Extrait fourni =>

┌──

Une sorte d'apothéose pour le label parisien, qui n'en finit pas de créer le buzz depuis sa renaissance en 2019 à coups de défilés happening. Ainsi, les images de la robe spray projetée sur le corps dénudé de Bella Hadid en septembre 2022 ont fait le tour du monde, tout comme la danse poétique des robots-chiens conçus par Boston Dynamics pour l'hiver 2023. La combinaison noire portée par Angèle lors de la cérémonie de clôture des JO de Paris ? Encore Coperni !
Ces coups d'éclat illustrent la philosophie que les deux trentenaires se sont fixée depuis des années : proposer une mode intelligente et portable, sublimée par des innovations technologiques.
Originaire du sud de la France, le couple au studio et à la ville s'est rencontré sur les bancs de l'école de mode Modart International. En 2013, ils lancent Coperni, un nom qui fait référence à l'astronome Nicolas Copernic connu pour sa théorie de l'héliocentrisme. Chacun y tient une place bien définie : Sébastien s'occupe de la création et Arnaud du business. Très vite, tout s'accélère : ils raflent le prix des Premières Collections de l'Andam en 2014, prennent la direction artistique de Courrèges de 2015 à 2017. Après trois ans de pause, Coperni revient sur le devant de la scène en 2019, avec une nouvelle approche qui fait fusionner tech, sport et glamour.

└──

Données fournies =>
┌──

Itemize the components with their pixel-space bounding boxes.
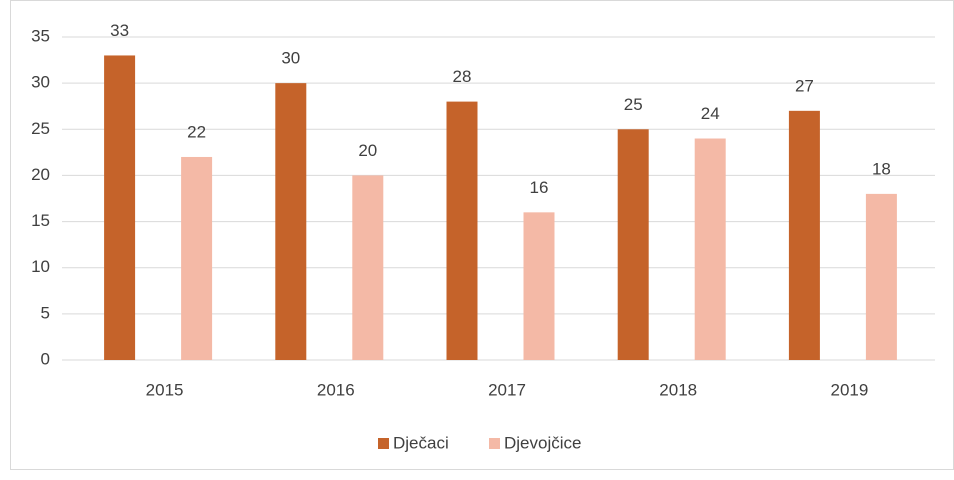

└──

Recopiez fidèlement, dans l'extrait consacré à la marque Coperni, le passage qui s'ouvre sur les mots « Une sorte d'apothéose » et s'achève sur « des innovations technologiques. ».

Une sorte d'apothéose pour le label parisien, qui n'en finit pas de créer le buzz depuis sa renaissance en 2019 à coups de défilés happening. Ainsi, les images de la robe spray projetée sur le corps dénudé de Bella Hadid en septembre 2022 ont fait le tour du monde, tout comme la danse poétique des robots-chiens conçus par Boston Dynamics pour l'hiver 2023. La combinaison noire portée par Angèle lors de la cérémonie de clôture des JO de Paris ? Encore Coperni !
Ces coups d'éclat illustrent la philosophie que les deux trentenaires se sont fixée depuis des années : proposer une mode intelligente et portable, sublimée par des innovations technologiques.